## TO DO
Give the number of lines in this listing that contain "Behavioure", with no other words.

## EXCERPTED RECORDS
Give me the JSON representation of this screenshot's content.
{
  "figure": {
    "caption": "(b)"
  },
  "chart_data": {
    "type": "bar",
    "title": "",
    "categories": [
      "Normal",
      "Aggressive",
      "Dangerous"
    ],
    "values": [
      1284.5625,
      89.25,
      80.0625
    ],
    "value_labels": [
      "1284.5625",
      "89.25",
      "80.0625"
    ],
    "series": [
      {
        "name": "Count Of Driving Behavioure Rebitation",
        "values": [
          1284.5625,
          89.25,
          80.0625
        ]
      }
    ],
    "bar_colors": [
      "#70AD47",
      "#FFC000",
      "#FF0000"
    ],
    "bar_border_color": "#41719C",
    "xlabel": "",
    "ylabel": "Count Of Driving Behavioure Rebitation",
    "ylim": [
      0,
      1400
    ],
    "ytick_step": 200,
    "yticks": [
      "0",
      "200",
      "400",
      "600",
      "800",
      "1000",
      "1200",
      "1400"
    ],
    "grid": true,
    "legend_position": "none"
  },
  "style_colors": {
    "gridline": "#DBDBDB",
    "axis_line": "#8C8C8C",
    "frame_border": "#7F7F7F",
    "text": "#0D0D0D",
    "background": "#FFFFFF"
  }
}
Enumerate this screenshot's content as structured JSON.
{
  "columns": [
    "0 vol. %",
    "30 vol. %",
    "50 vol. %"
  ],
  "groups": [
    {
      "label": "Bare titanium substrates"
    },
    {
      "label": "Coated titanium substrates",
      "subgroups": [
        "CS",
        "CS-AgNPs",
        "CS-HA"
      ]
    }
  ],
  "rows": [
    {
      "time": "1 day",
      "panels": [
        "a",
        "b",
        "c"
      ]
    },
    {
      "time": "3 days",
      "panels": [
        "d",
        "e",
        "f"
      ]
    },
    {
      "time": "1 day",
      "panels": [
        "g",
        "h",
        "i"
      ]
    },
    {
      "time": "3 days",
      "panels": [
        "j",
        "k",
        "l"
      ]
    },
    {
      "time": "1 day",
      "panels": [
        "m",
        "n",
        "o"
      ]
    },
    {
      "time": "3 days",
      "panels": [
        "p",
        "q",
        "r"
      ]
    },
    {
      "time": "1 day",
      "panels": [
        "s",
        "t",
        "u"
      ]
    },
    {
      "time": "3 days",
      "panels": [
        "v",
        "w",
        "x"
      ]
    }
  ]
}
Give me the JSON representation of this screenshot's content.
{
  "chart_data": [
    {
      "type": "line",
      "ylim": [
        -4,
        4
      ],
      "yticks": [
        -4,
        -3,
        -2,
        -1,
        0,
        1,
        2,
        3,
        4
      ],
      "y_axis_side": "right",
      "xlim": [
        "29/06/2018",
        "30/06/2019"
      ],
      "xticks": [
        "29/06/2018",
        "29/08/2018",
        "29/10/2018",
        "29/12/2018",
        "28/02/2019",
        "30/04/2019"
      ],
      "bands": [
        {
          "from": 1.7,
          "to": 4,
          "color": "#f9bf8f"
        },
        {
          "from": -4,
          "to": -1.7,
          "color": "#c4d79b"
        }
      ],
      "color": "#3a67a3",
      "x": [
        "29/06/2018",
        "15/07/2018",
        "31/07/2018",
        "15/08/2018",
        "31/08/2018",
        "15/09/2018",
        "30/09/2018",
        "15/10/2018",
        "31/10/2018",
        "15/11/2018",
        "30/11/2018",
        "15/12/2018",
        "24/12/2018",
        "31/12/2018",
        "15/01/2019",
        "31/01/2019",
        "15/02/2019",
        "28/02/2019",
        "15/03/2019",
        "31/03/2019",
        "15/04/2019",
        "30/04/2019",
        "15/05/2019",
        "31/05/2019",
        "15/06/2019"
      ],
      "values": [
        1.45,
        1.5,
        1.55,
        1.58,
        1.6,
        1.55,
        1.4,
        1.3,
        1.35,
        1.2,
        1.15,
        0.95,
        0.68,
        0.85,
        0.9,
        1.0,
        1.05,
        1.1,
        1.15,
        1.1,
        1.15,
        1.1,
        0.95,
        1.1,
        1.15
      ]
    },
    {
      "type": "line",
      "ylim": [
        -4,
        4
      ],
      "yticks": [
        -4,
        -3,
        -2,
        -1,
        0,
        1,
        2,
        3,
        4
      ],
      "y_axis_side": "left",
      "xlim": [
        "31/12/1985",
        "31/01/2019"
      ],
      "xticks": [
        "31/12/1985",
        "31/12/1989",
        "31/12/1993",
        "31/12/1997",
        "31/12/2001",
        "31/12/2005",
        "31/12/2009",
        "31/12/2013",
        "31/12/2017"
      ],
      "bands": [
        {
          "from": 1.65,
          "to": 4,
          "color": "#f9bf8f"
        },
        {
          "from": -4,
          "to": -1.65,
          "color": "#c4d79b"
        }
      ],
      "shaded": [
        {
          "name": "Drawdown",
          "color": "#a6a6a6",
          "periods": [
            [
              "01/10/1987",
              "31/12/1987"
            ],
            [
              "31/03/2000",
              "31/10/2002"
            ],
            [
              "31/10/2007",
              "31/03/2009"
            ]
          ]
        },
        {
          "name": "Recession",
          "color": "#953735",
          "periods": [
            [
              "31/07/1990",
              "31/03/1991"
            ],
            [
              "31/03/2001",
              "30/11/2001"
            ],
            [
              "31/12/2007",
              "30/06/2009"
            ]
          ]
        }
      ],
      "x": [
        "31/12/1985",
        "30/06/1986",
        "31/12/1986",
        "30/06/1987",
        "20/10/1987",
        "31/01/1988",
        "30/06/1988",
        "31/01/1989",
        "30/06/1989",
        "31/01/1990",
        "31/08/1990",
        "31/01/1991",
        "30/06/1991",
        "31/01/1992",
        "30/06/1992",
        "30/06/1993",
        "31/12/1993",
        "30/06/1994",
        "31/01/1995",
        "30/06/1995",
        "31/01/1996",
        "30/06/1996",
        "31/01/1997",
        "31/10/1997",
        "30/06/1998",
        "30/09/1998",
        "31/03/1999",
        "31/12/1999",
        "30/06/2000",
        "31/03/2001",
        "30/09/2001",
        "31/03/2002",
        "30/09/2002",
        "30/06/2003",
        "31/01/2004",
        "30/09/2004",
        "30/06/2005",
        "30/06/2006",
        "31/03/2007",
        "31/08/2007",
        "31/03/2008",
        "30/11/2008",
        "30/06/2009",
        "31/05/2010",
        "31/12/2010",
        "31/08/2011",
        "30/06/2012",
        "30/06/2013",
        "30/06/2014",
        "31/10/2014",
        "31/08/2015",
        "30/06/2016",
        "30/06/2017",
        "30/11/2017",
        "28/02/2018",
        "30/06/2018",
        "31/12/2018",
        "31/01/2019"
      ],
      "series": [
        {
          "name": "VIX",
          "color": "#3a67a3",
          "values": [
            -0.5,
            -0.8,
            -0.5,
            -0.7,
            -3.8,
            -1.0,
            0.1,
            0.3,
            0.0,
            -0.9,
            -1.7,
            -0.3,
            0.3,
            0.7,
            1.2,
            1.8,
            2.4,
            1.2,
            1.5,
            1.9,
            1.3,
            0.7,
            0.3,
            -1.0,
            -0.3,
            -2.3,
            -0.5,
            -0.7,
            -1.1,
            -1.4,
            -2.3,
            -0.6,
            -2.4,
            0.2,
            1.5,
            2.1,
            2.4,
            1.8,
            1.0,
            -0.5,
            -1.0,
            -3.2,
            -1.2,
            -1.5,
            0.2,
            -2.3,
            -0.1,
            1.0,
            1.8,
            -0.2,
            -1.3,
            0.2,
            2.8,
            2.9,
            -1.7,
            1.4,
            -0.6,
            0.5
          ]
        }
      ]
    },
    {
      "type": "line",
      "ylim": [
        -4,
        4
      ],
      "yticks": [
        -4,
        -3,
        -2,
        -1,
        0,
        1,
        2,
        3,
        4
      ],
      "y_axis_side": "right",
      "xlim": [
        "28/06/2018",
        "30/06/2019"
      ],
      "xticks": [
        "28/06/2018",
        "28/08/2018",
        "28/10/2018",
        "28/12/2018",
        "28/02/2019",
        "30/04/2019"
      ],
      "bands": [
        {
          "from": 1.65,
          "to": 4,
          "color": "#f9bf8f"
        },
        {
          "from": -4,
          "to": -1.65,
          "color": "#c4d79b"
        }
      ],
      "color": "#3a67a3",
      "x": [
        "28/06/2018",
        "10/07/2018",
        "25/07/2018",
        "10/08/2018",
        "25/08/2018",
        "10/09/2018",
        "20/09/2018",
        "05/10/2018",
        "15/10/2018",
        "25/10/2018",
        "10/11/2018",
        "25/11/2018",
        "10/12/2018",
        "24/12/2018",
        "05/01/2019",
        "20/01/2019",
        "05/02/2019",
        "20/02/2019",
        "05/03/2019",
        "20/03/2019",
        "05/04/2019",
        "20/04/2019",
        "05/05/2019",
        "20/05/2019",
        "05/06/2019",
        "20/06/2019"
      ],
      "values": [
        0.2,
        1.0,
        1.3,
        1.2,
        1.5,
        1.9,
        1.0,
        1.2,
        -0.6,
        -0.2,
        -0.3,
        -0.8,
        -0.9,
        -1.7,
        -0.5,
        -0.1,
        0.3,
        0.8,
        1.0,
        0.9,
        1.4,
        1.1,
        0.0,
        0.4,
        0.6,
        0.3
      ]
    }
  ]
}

## FINISHED TASK
2